YOUR TASK –
Continue the review of Frantz's memoir Remain in Love from its last sentence.
══ SELECTED TEXT
Talking Heads had the longest and, except for Blondie, most commercially successful run of the major acts associated with the ‘70s New York CBGB scene. It’s never the smoothest of roads when a group has such a long career, and frontman David Byrne didn’t always endear himself to his bandmates. Remain in Love, Frantz’s new memoir, has its share of such incidents, dating back to the early ‘70s, when he rehung a gallery show in Rhode Island to spotlight his work. Yet more contentiously, he sometimes took what Frantz viewed as inappropriate composer credits for material other Talking Heads were also involved in crafting. He left Talking Heads in 1991 without telling the band, the others finding out when Byrne told a writer for the Los Angeles Times.

But Remain in Love is more a celebration of their achievements than a catalog of gripes, and Frantz is also quick to credit Byrne’s skills as a singer, performer, and lyricist. The book hits its best stride when it digs into the particulars of how they aimed to make their recordings different from their live shows, not signing a deal for their debut LP until they thought they were ready; their determination to make each album different from the last; and Frantz and Weymouth’s equal determination to make Tom Tom Club different from Talking Heads, with a pronounced funk/R&B/dance vibe. The stories of just how rough living in the Lower East Side was when Talking Heads started are also pretty gripping. So are the accounts of life at CBGB (musical and otherwise) when a punk/new wave scene started to blossom in what most outsiders would have considered a down-and-out dive.

If you’re looking for inside stories of encounters, close and passing, with plenty of figures from CBGB and beyond, there are quite a few, some of them quite unexpected. Some are very complimentary portraits (Lenny Kaye); some are mixed but overall quite positive (Sire Records chief Seymour Stein, CBGB owner Hilly Kristal). Some are mildly unflattering; upon being introduced to Talking Heads by Kaye, Patti Smith sniffed, “You’re that art school band. I wish my parents were rich enough to send me to art school.”
════
══ ENTRIES SHOWN
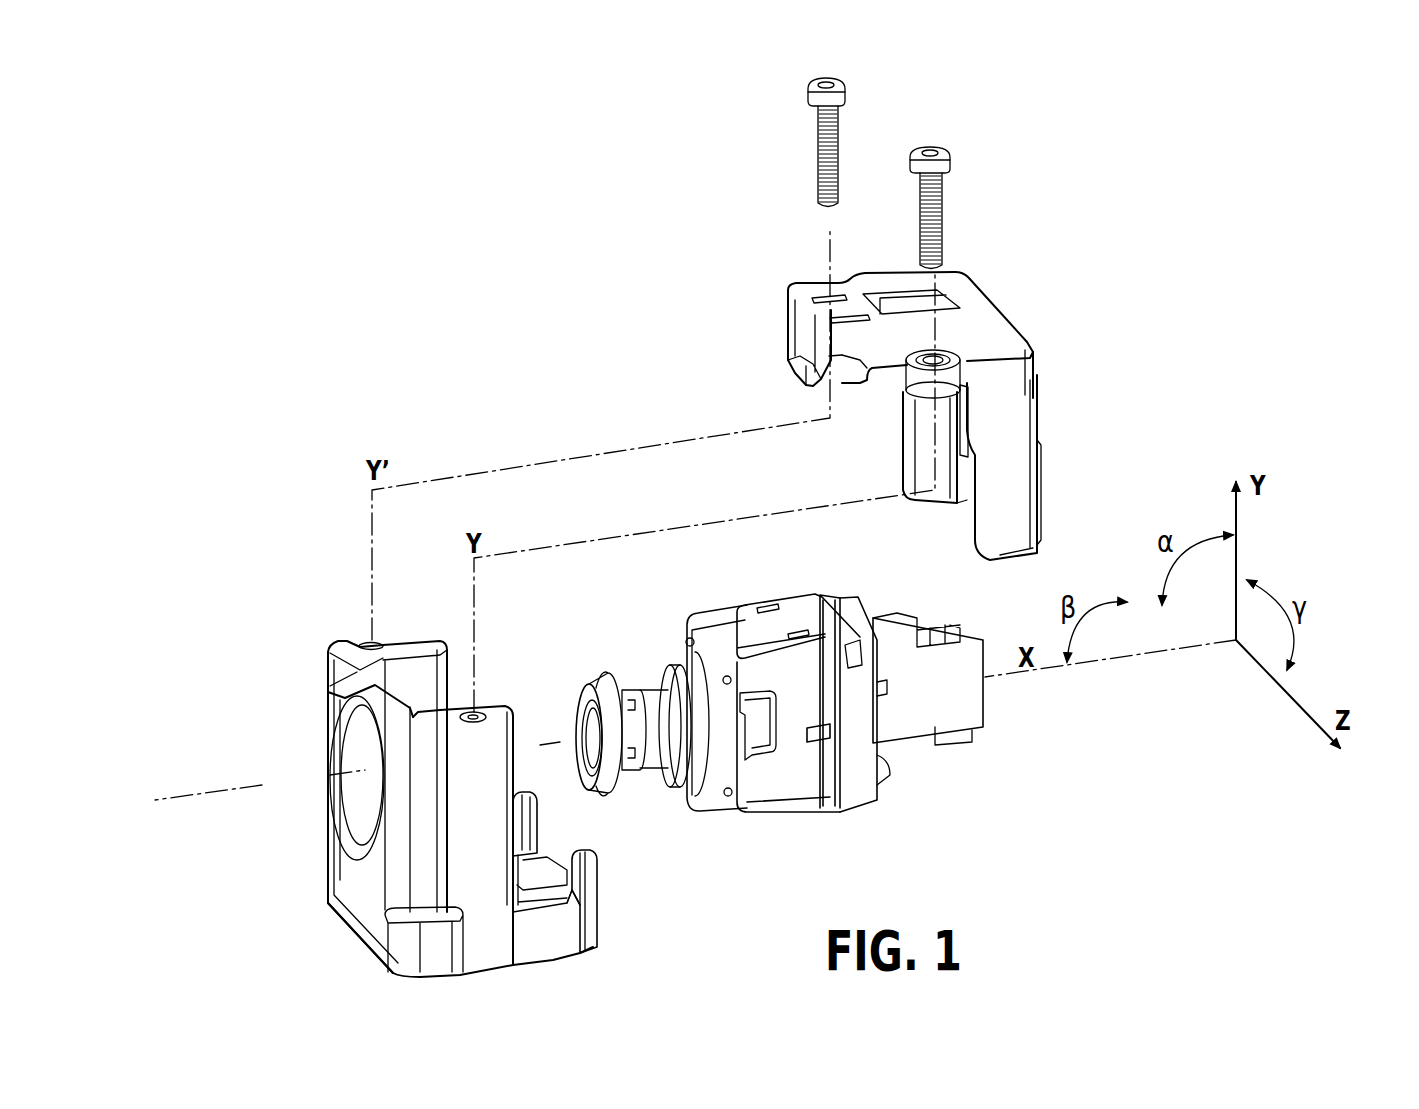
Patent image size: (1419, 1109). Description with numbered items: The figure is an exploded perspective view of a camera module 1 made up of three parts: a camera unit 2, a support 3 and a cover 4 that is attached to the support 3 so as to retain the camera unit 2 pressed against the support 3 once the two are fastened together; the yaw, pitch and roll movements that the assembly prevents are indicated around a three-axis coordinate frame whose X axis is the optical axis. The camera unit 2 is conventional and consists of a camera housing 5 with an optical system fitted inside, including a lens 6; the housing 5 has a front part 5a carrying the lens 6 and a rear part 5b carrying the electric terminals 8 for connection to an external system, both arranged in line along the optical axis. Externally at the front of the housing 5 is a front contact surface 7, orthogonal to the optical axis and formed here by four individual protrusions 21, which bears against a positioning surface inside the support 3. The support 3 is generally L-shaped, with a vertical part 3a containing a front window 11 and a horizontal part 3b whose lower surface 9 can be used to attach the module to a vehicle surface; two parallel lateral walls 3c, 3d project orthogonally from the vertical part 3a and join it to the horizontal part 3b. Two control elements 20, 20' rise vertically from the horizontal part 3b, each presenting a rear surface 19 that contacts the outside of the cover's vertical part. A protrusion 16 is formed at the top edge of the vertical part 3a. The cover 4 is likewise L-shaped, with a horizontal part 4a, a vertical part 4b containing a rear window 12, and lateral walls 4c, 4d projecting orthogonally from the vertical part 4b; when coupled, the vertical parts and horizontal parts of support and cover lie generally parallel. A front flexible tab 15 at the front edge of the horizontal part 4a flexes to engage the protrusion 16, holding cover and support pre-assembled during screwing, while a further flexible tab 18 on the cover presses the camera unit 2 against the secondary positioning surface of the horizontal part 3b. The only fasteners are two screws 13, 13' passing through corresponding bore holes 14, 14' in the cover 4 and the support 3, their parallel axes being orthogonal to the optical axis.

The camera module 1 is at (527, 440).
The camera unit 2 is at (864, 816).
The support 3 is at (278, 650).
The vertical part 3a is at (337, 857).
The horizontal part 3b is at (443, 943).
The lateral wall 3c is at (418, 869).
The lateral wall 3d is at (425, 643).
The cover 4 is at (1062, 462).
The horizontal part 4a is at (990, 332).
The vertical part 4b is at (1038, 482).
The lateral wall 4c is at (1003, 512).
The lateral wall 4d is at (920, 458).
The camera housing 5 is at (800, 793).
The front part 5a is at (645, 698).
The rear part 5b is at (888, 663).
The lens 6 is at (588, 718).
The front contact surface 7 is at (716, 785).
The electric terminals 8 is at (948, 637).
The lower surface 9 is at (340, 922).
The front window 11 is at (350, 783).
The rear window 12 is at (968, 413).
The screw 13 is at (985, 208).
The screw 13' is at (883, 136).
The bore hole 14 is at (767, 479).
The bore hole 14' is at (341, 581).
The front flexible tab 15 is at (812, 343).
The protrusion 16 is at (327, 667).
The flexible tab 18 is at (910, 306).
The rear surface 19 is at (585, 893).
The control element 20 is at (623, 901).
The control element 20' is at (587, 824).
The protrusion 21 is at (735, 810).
════
══ ENTRIES SHOWN
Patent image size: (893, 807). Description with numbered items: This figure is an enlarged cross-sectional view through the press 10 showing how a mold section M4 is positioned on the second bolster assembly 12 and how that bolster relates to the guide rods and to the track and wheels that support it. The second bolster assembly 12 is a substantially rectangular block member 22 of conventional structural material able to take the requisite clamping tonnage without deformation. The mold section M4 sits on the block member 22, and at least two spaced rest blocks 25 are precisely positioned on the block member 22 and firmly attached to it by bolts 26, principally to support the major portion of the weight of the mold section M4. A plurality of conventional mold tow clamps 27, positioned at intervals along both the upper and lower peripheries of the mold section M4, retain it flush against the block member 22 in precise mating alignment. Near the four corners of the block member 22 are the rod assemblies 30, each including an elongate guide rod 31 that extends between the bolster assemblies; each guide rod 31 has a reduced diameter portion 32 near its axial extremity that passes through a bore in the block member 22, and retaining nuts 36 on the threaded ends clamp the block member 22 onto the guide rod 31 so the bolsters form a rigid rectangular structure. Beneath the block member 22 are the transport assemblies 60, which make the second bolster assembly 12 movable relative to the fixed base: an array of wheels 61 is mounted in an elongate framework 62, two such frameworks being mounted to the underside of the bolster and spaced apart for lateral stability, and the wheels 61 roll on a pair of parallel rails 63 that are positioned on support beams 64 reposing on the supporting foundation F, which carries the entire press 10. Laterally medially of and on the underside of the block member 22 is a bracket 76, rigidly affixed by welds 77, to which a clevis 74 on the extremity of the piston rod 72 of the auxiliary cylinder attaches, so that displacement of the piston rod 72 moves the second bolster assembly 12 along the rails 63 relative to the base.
════
ANSWER TO THIS PROBLEM –
Talking Heads performing at CBGB, 1976, by David Godlis

Others are very unflattering. John Martyn called Lee Perry a “useless old nigger” while recording in the Bahamas, and though Frantz became friends with Johnny Ramone, he doesn’t overlook Ramone’s physical abuse of a girlfriend during a British tour. And there are up-and-down interactions with people who could be pretty strange, like Phil Spector (whom Seymour Stein wanted to produce Talking Heads), Lou Reed (one of several other notables who wanted to produce the band), David Johansen (who told Frantz, “You’re never going to make it in this business. You’re too nice!”), and Mick Jagger (who, “high as a kite,” changed the lyrics of “Killing Me Softly” to “blowing me softly with his lips” when he sang along to Roberta Flack’s hit as it played on a bar jukebox).

“Psycho Killer” from the Talking Heads 77 album, song co-written by David Byrne, Chris Frantz and Tina Weymouth:

For all these reasons, Talking Heads fans, and fans of the ‘70s New York new wave scene in general, will find much to interest them in Remain in Love. I spoke with Frantz about the book shortly before it was published by St. Martin’s Press in July 2020.

PKM: In the preface to Remain in Love, you wrote that “a number of books have been written about us, but most of them are not very good and none of them have given the reader the true inside story.” What did you most want to convey about your life and career?

Chris Frantz: One of the big reasons I wrote the book was to kind of…we have a lot of fans out there. A lot of them understand that Talking Heads was a collaborative effort, a group effort. But it seems like people who write books seem to zero in on our lead singer as the creator of Talking Heads, and as the main driving force. I don’t mean in any way to diminish his powers of songwriting and his stage performances, and his quite frankly genius at raising sort of everyday situations in life to a sort of higher level.

But it was always a group effort, and there was a lot of back and forth between the various band members, and also our friends. We had friends that were of great support to us. So I just wanted to sort of set the record straight.

Talking Heads in the studio listening to the playback of their first album, 1977, by Bobby Grossman

I don’t know that my book will set the record straight. There’s a lot of fans that love David Byrne so much that they actually would like to be David Byrne. That’s something that I’m not going to be able to change just by telling a few stories. But I think some people will realize that it was a more shared experience. That’s what I would like to convey.

Also I have this fabulous partner in my life and in my musical career, Tina Weymouth. I wanted to sort of praise her and also convey that she was a very important part of the band, and also Tom Tom Club, of course. And that I feel very, very fortunate to have ever met her, and to still be living with her after all these years.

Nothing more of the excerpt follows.